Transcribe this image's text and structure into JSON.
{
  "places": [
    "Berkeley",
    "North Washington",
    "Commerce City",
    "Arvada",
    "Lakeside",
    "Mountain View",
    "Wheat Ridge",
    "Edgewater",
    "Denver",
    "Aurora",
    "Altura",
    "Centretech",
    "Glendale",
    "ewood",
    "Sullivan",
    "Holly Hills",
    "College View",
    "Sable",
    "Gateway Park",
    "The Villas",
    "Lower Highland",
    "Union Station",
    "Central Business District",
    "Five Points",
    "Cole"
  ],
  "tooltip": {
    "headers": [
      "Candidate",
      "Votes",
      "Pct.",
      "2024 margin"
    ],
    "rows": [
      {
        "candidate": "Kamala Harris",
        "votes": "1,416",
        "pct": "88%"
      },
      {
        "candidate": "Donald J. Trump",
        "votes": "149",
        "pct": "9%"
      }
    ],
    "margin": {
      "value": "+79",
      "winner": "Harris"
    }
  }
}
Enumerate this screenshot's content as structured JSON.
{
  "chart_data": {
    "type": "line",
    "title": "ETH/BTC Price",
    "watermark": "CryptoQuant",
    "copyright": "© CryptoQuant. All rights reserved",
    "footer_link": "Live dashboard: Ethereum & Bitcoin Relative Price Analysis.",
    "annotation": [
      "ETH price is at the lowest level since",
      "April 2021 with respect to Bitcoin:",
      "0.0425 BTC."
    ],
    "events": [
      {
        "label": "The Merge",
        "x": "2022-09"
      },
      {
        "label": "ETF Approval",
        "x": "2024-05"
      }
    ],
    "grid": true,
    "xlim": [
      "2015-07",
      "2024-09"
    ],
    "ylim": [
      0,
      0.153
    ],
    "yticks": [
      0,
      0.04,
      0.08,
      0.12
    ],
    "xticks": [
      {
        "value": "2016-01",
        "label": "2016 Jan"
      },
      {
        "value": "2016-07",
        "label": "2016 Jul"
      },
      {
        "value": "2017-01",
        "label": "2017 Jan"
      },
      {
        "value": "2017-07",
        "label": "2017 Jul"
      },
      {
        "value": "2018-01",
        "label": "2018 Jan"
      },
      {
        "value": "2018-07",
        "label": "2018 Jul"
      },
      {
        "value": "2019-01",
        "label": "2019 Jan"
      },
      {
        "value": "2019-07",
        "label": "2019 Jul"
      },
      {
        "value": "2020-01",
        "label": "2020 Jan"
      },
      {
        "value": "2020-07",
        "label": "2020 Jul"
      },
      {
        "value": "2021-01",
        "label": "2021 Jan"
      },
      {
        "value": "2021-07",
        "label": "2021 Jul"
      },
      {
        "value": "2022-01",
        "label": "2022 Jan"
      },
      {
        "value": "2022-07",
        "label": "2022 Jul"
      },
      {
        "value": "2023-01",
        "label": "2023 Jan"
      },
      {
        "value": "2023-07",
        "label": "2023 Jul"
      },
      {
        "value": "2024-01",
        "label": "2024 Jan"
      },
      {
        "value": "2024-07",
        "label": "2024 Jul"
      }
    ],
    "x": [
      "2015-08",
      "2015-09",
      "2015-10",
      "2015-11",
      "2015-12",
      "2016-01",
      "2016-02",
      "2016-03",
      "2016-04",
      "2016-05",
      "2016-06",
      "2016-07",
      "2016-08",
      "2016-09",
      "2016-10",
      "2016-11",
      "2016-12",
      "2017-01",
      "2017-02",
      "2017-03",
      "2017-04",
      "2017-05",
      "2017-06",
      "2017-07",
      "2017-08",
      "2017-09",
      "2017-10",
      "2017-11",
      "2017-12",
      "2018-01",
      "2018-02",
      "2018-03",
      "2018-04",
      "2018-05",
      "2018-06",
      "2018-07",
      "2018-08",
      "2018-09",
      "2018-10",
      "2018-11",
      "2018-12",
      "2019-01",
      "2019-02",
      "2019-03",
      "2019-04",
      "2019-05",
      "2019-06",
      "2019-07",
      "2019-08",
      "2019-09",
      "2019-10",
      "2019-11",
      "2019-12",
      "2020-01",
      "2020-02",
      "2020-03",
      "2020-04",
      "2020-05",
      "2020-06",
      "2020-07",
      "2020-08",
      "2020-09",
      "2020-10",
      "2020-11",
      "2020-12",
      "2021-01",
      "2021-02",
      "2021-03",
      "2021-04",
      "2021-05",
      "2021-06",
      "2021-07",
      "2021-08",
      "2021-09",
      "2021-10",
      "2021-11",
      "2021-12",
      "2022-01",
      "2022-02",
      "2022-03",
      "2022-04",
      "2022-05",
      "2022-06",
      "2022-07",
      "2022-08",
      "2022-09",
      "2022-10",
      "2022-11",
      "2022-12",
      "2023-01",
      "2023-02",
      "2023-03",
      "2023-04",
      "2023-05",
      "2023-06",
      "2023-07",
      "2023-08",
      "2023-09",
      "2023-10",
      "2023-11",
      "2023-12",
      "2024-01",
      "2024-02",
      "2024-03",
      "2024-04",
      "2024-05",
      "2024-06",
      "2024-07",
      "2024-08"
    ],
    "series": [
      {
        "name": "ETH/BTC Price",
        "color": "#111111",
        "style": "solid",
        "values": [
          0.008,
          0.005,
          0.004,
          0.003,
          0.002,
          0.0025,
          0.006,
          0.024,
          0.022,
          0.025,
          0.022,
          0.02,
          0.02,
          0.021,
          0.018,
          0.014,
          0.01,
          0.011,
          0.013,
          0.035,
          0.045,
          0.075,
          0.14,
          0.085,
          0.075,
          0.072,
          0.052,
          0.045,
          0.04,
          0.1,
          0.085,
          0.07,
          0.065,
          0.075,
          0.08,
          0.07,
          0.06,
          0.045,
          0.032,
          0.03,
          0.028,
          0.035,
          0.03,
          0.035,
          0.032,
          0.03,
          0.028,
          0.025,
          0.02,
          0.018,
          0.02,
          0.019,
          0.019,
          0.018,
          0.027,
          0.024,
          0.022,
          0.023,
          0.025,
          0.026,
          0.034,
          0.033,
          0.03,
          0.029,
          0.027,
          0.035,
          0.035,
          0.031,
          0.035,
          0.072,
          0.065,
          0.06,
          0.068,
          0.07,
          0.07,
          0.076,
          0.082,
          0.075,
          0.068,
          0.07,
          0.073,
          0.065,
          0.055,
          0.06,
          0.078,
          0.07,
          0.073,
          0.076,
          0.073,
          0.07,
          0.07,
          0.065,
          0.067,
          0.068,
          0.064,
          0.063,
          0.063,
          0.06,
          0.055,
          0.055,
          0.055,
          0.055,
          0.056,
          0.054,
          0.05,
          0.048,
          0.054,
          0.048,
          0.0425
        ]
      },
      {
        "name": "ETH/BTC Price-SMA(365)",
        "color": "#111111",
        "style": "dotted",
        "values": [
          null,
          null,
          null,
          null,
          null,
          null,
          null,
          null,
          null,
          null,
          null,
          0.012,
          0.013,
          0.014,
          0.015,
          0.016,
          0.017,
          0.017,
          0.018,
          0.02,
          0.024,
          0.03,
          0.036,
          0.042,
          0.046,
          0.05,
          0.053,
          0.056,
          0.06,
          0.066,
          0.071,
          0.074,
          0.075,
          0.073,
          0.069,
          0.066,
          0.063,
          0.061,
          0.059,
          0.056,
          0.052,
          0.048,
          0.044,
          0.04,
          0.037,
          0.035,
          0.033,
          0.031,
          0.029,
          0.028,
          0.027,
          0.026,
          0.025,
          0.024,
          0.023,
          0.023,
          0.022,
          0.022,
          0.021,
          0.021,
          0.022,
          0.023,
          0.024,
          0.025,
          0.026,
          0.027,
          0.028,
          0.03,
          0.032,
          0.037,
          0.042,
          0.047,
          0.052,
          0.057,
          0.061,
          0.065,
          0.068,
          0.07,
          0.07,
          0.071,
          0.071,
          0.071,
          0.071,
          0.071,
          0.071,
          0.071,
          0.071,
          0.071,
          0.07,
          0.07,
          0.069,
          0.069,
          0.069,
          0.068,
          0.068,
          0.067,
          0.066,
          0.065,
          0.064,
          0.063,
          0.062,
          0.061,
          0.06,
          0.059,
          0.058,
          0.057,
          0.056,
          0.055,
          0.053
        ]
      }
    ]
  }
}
------------------------------
Of all the lines in the data above, state how many include "Harris". Say only the number.

2